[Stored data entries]
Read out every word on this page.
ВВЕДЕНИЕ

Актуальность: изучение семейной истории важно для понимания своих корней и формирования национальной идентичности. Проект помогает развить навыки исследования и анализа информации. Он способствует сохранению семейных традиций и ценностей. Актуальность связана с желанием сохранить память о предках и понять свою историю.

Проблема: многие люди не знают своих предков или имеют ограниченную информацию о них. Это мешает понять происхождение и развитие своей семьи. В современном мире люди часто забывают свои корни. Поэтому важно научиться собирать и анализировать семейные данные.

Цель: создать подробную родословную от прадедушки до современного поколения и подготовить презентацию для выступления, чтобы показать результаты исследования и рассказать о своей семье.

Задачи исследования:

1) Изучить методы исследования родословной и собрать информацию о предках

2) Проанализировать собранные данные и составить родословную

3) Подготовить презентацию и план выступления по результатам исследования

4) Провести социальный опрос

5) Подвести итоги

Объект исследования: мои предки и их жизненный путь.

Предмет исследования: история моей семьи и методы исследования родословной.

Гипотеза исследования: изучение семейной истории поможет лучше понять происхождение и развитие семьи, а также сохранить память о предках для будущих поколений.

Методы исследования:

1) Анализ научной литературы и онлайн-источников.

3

- **Stated task**: Copy out every line in the entries above that holds "родословную".

- **Worked solution**:
Цель: создать подробную родословную от прадедушки до современного поколения и подготовить презентацию для выступления, чтобы показать результаты исследования и рассказать о своей семье.
2) Проанализировать собранные данные и составить родословную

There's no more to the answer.